Data for this task:
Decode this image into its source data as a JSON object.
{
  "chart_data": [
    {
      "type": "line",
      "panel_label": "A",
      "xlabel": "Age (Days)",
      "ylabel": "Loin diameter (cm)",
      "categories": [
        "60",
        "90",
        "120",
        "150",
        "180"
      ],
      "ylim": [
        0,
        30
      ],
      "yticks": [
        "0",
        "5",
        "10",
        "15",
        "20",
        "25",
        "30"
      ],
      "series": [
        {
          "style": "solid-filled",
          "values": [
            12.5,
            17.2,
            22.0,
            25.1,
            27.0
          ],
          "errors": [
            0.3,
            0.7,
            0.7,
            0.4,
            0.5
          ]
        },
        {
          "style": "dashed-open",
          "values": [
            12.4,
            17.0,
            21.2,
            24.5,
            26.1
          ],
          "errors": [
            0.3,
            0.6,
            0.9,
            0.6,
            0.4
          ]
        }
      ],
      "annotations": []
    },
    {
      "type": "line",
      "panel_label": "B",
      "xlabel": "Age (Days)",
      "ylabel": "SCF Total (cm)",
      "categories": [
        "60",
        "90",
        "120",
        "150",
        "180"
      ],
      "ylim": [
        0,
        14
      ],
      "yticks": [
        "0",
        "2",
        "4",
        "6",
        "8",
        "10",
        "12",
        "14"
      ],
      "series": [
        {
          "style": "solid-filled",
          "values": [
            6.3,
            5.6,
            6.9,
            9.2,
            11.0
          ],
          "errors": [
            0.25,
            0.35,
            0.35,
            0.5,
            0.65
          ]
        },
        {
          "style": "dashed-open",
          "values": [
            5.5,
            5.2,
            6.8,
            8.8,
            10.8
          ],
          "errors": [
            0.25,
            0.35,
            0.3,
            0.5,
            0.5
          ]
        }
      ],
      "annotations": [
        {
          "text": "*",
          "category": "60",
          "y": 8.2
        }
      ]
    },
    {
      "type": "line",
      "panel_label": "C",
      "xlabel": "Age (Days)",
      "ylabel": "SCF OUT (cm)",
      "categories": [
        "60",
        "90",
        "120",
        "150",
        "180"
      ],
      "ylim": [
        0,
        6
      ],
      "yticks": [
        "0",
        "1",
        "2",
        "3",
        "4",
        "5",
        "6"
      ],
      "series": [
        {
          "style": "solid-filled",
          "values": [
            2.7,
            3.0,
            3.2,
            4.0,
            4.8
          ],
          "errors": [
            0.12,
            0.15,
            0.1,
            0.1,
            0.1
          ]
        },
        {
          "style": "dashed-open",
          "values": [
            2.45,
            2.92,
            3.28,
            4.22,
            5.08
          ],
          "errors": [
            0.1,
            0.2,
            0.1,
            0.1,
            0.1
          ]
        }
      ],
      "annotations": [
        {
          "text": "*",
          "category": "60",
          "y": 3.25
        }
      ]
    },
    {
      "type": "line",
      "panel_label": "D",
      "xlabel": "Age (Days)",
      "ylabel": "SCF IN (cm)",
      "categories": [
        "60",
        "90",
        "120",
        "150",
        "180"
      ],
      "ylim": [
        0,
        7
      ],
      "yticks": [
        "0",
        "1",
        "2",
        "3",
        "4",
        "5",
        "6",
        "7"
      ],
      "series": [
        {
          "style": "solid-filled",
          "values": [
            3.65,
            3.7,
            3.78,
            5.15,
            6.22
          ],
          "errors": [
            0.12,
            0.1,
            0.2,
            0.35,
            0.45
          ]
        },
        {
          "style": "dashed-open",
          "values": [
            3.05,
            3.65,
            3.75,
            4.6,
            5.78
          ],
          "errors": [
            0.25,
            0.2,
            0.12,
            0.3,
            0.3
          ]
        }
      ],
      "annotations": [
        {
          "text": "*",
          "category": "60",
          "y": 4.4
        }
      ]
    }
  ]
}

Do this: From the listing above, extract all records word for word.

Task response:
Decode this image into its source data as a JSON object.
{
  "chart_data": [
    {
      "type": "line",
      "panel_label": "A",
      "xlabel": "Age (Days)",
      "ylabel": "Loin diameter (cm)",
      "categories": [
        "60",
        "90",
        "120",
        "150",
        "180"
      ],
      "ylim": [
        0,
        30
      ],
      "yticks": [
        "0",
        "5",
        "10",
        "15",
        "20",
        "25",
        "30"
      ],
      "series": [
        {
          "style": "solid-filled",
          "values": [
            12.5,
            17.2,
            22.0,
            25.1,
            27.0
          ],
          "errors": [
            0.3,
            0.7,
            0.7,
            0.4,
            0.5
          ]
        },
        {
          "style": "dashed-open",
          "values": [
            12.4,
            17.0,
            21.2,
            24.5,
            26.1
          ],
          "errors": [
            0.3,
            0.6,
            0.9,
            0.6,
            0.4
          ]
        }
      ],
      "annotations": []
    },
    {
      "type": "line",
      "panel_label": "B",
      "xlabel": "Age (Days)",
      "ylabel": "SCF Total (cm)",
      "categories": [
        "60",
        "90",
        "120",
        "150",
        "180"
      ],
      "ylim": [
        0,
        14
      ],
      "yticks": [
        "0",
        "2",
        "4",
        "6",
        "8",
        "10",
        "12",
        "14"
      ],
      "series": [
        {
          "style": "solid-filled",
          "values": [
            6.3,
            5.6,
            6.9,
            9.2,
            11.0
          ],
          "errors": [
            0.25,
            0.35,
            0.35,
            0.5,
            0.65
          ]
        },
        {
          "style": "dashed-open",
          "values": [
            5.5,
            5.2,
            6.8,
            8.8,
            10.8
          ],
          "errors": [
            0.25,
            0.35,
            0.3,
            0.5,
            0.5
          ]
        }
      ],
      "annotations": [
        {
          "text": "*",
          "category": "60",
          "y": 8.2
        }
      ]
    },
    {
      "type": "line",
      "panel_label": "C",
      "xlabel": "Age (Days)",
      "ylabel": "SCF OUT (cm)",
      "categories": [
        "60",
        "90",
        "120",
        "150",
        "180"
      ],
      "ylim": [
        0,
        6
      ],
      "yticks": [
        "0",
        "1",
        "2",
        "3",
        "4",
        "5",
        "6"
      ],
      "series": [
        {
          "style": "solid-filled",
          "values": [
            2.7,
            3.0,
            3.2,
            4.0,
            4.8
          ],
          "errors": [
            0.12,
            0.15,
            0.1,
            0.1,
            0.1
          ]
        },
        {
          "style": "dashed-open",
          "values": [
            2.45,
            2.92,
            3.28,
            4.22,
            5.08
          ],
          "errors": [
            0.1,
            0.2,
            0.1,
            0.1,
            0.1
          ]
        }
      ],
      "annotations": [
        {
          "text": "*",
          "category": "60",
          "y": 3.25
        }
      ]
    },
    {
      "type": "line",
      "panel_label": "D",
      "xlabel": "Age (Days)",
      "ylabel": "SCF IN (cm)",
      "categories": [
        "60",
        "90",
        "120",
        "150",
        "180"
      ],
      "ylim": [
        0,
        7
      ],
      "yticks": [
        "0",
        "1",
        "2",
        "3",
        "4",
        "5",
        "6",
        "7"
      ],
      "series": [
        {
          "style": "solid-filled",
          "values": [
            3.65,
            3.7,
            3.78,
            5.15,
            6.22
          ],
          "errors": [
            0.12,
            0.1,
            0.2,
            0.35,
            0.45
          ]
        },
        {
          "style": "dashed-open",
          "values": [
            3.05,
            3.65,
            3.75,
            4.6,
            5.78
          ],
          "errors": [
            0.25,
            0.2,
            0.12,
            0.3,
            0.3
          ]
        }
      ],
      "annotations": [
        {
          "text": "*",
          "category": "60",
          "y": 4.4
        }
      ]
    }
  ]
}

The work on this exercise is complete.